Challenge: Please work out how many lines in the material contain "JSON" and give only that figure.

Items from a figure collection

=======

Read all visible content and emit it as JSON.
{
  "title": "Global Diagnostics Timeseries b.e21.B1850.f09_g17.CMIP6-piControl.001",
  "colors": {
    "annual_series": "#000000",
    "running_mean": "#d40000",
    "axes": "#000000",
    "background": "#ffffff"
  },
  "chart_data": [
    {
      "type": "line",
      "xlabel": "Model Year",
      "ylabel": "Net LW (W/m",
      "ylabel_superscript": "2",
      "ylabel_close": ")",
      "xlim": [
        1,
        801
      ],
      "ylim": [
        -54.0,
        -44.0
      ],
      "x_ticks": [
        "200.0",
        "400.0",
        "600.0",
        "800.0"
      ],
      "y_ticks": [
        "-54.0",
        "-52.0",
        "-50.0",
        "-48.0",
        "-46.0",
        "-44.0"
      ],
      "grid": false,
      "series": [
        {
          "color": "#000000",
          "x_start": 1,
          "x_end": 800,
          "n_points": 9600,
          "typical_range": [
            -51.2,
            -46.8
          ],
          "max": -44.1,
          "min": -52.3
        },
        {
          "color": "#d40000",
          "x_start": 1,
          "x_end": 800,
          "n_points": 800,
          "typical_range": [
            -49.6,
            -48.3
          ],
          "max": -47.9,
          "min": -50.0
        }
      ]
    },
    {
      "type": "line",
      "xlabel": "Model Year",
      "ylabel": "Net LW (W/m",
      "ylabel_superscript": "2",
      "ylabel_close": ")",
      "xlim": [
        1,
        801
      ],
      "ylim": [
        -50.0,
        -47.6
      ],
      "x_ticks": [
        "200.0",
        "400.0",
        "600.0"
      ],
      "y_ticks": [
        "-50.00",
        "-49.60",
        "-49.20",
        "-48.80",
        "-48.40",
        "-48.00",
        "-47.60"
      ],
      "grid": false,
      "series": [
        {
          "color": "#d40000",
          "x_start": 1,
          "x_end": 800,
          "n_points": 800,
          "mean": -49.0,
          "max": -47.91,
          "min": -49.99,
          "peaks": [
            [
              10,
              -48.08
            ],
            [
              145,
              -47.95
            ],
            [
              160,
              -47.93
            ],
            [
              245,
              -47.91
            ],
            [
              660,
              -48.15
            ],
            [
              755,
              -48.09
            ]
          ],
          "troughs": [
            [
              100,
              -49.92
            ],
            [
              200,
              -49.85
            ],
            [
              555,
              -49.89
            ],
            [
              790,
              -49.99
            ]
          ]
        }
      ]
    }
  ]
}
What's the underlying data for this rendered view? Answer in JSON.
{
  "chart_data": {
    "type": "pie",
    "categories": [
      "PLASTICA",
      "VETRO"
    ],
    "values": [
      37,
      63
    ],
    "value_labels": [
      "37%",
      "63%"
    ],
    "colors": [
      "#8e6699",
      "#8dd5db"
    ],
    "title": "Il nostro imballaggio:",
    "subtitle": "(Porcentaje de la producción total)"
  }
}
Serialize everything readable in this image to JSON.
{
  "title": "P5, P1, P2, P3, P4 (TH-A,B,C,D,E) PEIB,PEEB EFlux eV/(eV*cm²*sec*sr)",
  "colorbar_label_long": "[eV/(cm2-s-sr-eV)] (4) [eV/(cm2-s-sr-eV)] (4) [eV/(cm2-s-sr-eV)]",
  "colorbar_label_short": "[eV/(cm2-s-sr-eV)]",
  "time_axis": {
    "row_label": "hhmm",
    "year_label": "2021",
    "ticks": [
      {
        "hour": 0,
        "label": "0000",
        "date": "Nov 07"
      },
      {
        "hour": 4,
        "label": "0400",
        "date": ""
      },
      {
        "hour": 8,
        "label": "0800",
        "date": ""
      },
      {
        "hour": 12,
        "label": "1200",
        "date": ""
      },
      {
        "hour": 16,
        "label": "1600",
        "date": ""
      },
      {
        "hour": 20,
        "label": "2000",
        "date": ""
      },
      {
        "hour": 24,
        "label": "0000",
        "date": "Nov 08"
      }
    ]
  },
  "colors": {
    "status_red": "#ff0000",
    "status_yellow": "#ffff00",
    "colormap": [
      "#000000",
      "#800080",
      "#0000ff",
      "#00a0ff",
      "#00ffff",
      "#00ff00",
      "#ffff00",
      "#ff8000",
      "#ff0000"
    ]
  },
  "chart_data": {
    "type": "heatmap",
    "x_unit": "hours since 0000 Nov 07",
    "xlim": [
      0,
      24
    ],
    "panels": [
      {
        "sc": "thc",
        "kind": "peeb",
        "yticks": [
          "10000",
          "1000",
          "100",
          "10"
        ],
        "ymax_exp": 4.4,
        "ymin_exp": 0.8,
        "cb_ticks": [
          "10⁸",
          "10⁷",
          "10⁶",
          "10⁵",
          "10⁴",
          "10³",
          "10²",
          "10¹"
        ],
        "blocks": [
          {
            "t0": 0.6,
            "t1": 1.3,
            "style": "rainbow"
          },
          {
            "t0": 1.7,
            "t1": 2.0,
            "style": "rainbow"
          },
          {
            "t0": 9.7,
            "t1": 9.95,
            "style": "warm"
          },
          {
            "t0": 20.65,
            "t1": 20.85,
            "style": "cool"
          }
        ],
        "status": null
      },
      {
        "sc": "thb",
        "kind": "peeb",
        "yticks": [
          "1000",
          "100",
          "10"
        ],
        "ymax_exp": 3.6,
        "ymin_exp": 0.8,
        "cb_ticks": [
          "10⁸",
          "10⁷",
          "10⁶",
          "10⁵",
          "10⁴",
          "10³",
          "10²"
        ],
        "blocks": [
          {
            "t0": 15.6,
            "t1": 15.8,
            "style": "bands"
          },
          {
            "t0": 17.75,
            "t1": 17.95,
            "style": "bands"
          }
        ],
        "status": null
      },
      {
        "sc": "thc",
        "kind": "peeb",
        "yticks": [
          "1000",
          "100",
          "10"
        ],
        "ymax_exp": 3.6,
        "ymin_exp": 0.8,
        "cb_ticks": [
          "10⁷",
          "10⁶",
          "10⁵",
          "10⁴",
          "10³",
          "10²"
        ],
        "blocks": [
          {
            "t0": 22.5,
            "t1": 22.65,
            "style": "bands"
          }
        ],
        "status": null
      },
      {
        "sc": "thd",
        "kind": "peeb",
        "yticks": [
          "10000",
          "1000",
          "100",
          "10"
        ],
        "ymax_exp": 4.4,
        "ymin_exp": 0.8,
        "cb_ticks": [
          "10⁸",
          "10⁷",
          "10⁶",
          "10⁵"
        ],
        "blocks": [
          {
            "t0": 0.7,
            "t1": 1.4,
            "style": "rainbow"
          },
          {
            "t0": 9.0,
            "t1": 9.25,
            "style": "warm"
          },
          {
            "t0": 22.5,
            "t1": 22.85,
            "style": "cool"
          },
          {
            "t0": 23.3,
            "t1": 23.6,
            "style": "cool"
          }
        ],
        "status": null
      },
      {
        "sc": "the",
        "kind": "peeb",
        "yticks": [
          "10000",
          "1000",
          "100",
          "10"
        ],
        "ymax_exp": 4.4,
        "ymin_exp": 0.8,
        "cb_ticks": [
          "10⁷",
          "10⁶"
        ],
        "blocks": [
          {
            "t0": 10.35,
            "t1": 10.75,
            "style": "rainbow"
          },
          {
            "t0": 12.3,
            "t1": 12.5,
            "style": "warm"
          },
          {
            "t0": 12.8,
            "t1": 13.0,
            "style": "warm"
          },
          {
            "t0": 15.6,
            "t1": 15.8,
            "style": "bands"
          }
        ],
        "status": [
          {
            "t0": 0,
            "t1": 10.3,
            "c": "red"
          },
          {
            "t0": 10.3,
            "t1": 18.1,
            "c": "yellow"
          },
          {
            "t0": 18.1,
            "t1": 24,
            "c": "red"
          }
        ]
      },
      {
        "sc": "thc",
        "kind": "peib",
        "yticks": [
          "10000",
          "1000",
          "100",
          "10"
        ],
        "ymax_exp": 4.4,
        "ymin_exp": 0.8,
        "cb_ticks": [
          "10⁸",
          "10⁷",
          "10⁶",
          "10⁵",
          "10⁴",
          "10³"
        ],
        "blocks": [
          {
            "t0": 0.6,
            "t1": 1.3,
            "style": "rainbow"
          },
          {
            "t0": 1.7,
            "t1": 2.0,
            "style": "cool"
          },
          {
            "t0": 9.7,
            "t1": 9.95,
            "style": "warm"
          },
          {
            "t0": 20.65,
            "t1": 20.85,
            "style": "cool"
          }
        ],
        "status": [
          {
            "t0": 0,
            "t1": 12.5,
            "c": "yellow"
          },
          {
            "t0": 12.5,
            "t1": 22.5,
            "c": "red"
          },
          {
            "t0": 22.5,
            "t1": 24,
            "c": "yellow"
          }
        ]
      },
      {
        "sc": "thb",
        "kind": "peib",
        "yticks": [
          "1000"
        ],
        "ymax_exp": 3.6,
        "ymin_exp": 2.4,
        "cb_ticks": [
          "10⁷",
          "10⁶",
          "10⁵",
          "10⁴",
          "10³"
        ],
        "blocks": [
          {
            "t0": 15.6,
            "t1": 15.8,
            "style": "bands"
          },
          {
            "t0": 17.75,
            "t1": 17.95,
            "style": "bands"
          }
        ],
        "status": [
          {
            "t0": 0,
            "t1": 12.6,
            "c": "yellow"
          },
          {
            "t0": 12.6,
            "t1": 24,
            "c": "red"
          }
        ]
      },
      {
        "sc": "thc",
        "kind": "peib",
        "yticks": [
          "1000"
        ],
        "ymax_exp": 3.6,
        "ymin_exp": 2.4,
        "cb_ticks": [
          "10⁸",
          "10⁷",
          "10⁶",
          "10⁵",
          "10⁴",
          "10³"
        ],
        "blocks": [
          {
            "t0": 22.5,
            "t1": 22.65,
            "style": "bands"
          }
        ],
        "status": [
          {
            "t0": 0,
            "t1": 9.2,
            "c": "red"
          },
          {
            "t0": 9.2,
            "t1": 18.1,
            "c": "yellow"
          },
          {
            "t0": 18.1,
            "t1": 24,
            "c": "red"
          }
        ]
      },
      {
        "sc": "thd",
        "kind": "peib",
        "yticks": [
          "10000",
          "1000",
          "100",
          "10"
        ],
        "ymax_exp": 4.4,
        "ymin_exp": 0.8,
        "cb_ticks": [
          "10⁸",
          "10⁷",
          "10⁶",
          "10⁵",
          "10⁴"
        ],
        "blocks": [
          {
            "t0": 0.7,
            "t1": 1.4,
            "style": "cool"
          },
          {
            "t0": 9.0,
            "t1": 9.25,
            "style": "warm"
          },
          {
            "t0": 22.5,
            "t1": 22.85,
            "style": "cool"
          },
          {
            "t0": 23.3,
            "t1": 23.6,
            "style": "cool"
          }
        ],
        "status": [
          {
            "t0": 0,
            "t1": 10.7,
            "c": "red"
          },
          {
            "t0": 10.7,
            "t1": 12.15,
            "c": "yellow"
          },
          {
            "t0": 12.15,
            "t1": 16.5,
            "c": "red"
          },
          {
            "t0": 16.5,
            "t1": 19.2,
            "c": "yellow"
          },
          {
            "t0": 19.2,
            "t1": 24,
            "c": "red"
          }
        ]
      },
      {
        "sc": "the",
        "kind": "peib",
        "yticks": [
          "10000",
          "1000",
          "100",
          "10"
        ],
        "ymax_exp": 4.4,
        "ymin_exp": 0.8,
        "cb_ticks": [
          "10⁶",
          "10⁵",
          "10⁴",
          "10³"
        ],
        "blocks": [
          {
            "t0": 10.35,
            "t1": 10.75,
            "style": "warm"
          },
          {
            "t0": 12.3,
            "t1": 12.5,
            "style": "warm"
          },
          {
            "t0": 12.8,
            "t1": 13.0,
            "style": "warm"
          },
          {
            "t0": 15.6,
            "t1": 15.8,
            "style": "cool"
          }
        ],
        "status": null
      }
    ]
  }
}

=======

The completed task: 3